Aim:
Output the lines of the records as a JSON list of strings, one string per line and no blank lines, starting at the first line and ending at the line that contains "profile-band [0,213,715,240]", with that line included.

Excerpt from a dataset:
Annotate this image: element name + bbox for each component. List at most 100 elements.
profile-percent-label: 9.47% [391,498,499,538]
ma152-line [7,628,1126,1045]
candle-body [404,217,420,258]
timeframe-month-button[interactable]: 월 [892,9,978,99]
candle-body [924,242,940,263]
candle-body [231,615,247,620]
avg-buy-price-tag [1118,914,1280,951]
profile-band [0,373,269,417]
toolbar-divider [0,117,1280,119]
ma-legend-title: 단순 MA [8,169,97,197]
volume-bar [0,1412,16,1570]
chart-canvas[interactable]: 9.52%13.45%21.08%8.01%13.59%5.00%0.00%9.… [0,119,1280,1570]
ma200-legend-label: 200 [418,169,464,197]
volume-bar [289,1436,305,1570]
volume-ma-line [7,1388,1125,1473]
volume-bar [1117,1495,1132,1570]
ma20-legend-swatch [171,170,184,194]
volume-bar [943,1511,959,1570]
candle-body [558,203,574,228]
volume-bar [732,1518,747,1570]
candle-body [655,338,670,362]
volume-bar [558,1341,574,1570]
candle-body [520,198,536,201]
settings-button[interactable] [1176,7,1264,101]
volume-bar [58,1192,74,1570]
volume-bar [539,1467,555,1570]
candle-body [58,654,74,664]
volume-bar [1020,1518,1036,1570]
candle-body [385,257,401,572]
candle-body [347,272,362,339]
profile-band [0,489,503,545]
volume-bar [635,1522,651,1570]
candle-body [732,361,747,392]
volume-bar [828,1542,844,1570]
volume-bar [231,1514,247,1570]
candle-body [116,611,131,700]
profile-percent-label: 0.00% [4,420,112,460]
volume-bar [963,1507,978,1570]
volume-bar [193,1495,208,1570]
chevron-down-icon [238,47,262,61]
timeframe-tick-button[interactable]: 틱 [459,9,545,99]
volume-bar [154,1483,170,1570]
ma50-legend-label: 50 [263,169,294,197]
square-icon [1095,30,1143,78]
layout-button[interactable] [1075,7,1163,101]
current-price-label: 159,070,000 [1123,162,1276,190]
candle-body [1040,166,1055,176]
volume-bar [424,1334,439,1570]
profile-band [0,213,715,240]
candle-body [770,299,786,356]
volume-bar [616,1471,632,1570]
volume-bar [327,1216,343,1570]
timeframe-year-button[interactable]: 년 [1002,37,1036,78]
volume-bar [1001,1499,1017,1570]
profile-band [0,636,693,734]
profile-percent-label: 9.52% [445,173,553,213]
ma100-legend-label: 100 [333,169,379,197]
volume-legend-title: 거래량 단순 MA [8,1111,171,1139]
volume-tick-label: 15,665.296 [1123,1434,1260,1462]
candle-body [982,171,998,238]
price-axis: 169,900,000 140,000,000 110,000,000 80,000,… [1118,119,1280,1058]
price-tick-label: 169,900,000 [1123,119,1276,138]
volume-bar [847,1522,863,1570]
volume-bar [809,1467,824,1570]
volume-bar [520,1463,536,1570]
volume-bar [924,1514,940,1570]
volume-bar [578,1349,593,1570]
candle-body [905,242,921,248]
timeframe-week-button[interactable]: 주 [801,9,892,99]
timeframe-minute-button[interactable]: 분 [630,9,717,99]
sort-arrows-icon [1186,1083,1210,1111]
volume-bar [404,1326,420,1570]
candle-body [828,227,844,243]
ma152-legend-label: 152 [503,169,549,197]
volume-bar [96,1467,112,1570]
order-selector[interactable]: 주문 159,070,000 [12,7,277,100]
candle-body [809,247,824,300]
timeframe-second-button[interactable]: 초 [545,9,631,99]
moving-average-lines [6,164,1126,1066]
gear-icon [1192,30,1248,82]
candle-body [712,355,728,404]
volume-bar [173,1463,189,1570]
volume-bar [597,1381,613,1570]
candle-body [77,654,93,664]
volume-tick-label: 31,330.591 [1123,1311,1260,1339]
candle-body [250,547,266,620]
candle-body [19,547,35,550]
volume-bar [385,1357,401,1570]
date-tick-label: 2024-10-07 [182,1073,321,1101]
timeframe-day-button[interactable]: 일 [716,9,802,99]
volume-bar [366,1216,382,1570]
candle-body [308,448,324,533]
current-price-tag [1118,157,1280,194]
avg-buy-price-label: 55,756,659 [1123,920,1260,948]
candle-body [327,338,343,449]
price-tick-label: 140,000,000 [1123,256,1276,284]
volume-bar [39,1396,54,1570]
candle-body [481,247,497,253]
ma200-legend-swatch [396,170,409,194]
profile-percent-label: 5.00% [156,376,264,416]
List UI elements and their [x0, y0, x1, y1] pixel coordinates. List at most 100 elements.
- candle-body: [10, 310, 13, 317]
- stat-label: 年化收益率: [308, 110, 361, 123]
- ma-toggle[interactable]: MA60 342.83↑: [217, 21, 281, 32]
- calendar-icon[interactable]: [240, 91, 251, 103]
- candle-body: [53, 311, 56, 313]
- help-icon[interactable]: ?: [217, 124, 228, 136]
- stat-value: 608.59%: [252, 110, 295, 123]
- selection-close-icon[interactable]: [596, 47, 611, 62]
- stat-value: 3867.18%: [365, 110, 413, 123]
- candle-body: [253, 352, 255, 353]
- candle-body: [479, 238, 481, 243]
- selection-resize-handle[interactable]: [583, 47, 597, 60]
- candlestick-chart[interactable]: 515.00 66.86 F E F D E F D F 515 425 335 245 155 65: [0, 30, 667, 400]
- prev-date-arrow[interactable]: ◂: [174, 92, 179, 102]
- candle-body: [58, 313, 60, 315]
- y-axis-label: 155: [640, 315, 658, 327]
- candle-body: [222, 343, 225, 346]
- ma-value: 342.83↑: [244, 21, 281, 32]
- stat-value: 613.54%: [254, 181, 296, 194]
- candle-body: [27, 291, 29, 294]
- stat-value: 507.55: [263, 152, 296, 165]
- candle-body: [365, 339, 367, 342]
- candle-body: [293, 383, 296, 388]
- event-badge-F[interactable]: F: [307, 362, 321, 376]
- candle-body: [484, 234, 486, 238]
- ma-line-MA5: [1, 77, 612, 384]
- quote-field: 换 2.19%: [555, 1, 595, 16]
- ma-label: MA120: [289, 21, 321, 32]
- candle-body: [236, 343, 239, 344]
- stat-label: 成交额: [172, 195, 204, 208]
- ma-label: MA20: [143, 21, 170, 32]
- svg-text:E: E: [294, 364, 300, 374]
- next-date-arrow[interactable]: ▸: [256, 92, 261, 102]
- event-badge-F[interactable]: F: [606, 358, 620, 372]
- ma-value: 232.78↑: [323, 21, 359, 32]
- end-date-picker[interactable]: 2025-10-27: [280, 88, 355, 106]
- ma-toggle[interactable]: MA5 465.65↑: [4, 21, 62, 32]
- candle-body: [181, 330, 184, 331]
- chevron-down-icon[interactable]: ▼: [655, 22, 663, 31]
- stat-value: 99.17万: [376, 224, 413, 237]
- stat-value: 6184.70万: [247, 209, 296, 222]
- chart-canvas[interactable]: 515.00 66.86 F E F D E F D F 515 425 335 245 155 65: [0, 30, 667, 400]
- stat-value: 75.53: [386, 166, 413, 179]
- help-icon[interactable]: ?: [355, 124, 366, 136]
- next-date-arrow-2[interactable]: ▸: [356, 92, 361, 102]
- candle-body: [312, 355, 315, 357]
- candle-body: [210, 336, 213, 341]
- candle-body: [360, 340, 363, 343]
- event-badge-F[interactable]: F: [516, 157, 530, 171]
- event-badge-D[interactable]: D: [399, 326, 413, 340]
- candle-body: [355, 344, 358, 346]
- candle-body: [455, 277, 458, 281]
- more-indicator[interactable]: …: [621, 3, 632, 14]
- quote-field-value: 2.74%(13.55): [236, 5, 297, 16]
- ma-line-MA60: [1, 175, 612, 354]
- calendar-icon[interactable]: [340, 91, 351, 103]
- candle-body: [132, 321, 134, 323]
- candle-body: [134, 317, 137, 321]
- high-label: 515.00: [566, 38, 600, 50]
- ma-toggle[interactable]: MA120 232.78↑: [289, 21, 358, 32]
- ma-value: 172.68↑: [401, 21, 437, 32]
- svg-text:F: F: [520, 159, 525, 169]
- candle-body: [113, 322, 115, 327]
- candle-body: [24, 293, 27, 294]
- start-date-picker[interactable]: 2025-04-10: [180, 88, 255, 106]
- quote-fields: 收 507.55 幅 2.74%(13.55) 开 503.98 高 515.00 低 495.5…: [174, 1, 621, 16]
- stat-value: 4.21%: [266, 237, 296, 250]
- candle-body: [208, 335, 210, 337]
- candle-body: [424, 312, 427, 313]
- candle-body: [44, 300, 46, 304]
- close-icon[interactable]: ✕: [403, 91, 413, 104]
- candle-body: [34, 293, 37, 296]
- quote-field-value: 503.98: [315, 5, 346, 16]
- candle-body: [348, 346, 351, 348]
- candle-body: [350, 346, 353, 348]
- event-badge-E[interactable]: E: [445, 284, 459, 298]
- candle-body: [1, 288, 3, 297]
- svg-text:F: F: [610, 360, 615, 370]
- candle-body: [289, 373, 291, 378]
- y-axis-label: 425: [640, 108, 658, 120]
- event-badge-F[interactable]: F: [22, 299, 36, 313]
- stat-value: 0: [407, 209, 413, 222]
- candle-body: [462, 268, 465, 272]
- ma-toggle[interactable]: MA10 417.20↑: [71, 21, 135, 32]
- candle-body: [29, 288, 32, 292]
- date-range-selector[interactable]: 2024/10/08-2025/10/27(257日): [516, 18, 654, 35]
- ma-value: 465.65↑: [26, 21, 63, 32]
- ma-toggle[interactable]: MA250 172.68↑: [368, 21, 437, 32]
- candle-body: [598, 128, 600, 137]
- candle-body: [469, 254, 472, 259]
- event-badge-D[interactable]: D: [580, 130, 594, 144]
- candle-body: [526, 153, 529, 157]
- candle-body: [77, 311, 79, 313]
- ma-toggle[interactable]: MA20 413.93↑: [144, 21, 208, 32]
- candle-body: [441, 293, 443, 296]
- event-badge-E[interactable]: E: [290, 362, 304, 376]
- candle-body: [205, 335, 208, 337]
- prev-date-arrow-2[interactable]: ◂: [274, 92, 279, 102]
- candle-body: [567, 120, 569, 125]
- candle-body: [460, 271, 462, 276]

The reply:
[
  "Annotate this image: element name + bbox for each component. List at most 100 elements.",
  "profile-percent-label: 9.47% [391,498,499,538]",
  "ma152-line [7,628,1126,1045]",
  "candle-body [404,217,420,258]",
  "timeframe-month-button[interactable]: 월 [892,9,978,99]",
  "candle-body [924,242,940,263]",
  "candle-body [231,615,247,620]",
  "avg-buy-price-tag [1118,914,1280,951]",
  "profile-band [0,373,269,417]",
  "toolbar-divider [0,117,1280,119]",
  "ma-legend-title: 단순 MA [8,169,97,197]",
  "volume-bar [0,1412,16,1570]",
  "chart-canvas[interactable]: 9.52%13.45%21.08%8.01%13.59%5.00%0.00%9.… [0,119,1280,1570]",
  "ma200-legend-label: 200 [418,169,464,197]",
  "volume-bar [289,1436,305,1570]",
  "volume-ma-line [7,1388,1125,1473]",
  "volume-bar [1117,1495,1132,1570]",
  "ma20-legend-swatch [171,170,184,194]",
  "volume-bar [943,1511,959,1570]",
  "candle-body [558,203,574,228]",
  "volume-bar [732,1518,747,1570]",
  "candle-body [655,338,670,362]",
  "volume-bar [558,1341,574,1570]",
  "candle-body [520,198,536,201]",
  "settings-button[interactable] [1176,7,1264,101]",
  "volume-bar [58,1192,74,1570]",
  "volume-bar [539,1467,555,1570]",
  "candle-body [58,654,74,664]",
  "volume-bar [1020,1518,1036,1570]",
  "candle-body [385,257,401,572]",
  "candle-body [347,272,362,339]",
  "profile-band [0,489,503,545]",
  "volume-bar [635,1522,651,1570]",
  "candle-body [732,361,747,392]",
  "volume-bar [828,1542,844,1570]",
  "volume-bar [231,1514,247,1570]",
  "candle-body [116,611,131,700]",
  "profile-percent-label: 0.00% [4,420,112,460]",
  "volume-bar [963,1507,978,1570]",
  "volume-bar [193,1495,208,1570]",
  "chevron-down-icon [238,47,262,61]",
  "timeframe-tick-button[interactable]: 틱 [459,9,545,99]",
  "volume-bar [154,1483,170,1570]",
  "ma50-legend-label: 50 [263,169,294,197]",
  "square-icon [1095,30,1143,78]",
  "layout-button[interactable] [1075,7,1163,101]",
  "current-price-label: 159,070,000 [1123,162,1276,190]",
  "candle-body [1040,166,1055,176]",
  "volume-bar [424,1334,439,1570]",
  "profile-band [0,213,715,240]"
]